• [WHAT IS BEING ASKED]: Exactly reproduce the entries, dropping any pictures from your copy.

• [DATA SECTION]:
+++

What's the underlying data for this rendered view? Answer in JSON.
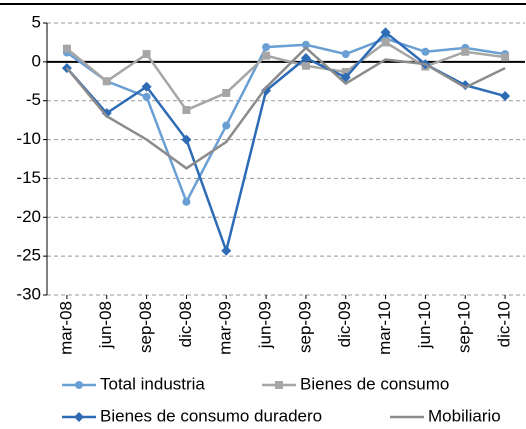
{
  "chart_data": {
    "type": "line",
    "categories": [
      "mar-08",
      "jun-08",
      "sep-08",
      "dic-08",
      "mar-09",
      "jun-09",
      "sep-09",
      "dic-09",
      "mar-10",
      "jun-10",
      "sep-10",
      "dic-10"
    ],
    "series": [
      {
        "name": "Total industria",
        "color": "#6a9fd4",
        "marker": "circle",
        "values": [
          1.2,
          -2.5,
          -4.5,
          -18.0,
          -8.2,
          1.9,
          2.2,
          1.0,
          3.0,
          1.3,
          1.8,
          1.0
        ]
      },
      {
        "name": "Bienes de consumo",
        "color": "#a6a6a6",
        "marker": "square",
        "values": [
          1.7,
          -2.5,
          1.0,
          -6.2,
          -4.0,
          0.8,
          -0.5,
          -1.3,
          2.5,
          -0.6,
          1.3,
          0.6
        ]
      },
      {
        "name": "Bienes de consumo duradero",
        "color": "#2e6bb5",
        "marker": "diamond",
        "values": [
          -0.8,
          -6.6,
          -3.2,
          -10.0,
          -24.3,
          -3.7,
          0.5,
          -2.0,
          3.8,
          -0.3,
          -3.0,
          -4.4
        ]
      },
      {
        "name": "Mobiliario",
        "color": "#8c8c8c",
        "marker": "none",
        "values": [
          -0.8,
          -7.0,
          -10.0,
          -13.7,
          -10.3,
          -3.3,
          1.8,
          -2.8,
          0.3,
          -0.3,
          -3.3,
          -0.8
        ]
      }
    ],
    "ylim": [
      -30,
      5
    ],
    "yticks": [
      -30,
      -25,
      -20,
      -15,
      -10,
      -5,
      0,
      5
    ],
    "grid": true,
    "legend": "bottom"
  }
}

+++

• [EXERCISE OUTPUT]:
What's the underlying data for this rendered view? Answer in JSON.
{
  "chart_data": {
    "type": "line",
    "categories": [
      "mar-08",
      "jun-08",
      "sep-08",
      "dic-08",
      "mar-09",
      "jun-09",
      "sep-09",
      "dic-09",
      "mar-10",
      "jun-10",
      "sep-10",
      "dic-10"
    ],
    "series": [
      {
        "name": "Total industria",
        "color": "#6a9fd4",
        "marker": "circle",
        "values": [
          1.2,
          -2.5,
          -4.5,
          -18.0,
          -8.2,
          1.9,
          2.2,
          1.0,
          3.0,
          1.3,
          1.8,
          1.0
        ]
      },
      {
        "name": "Bienes de consumo",
        "color": "#a6a6a6",
        "marker": "square",
        "values": [
          1.7,
          -2.5,
          1.0,
          -6.2,
          -4.0,
          0.8,
          -0.5,
          -1.3,
          2.5,
          -0.6,
          1.3,
          0.6
        ]
      },
      {
        "name": "Bienes de consumo duradero",
        "color": "#2e6bb5",
        "marker": "diamond",
        "values": [
          -0.8,
          -6.6,
          -3.2,
          -10.0,
          -24.3,
          -3.7,
          0.5,
          -2.0,
          3.8,
          -0.3,
          -3.0,
          -4.4
        ]
      },
      {
        "name": "Mobiliario",
        "color": "#8c8c8c",
        "marker": "none",
        "values": [
          -0.8,
          -7.0,
          -10.0,
          -13.7,
          -10.3,
          -3.3,
          1.8,
          -2.8,
          0.3,
          -0.3,
          -3.3,
          -0.8
        ]
      }
    ],
    "ylim": [
      -30,
      5
    ],
    "yticks": [
      -30,
      -25,
      -20,
      -15,
      -10,
      -5,
      0,
      5
    ],
    "grid": true,
    "legend": "bottom"
  }
}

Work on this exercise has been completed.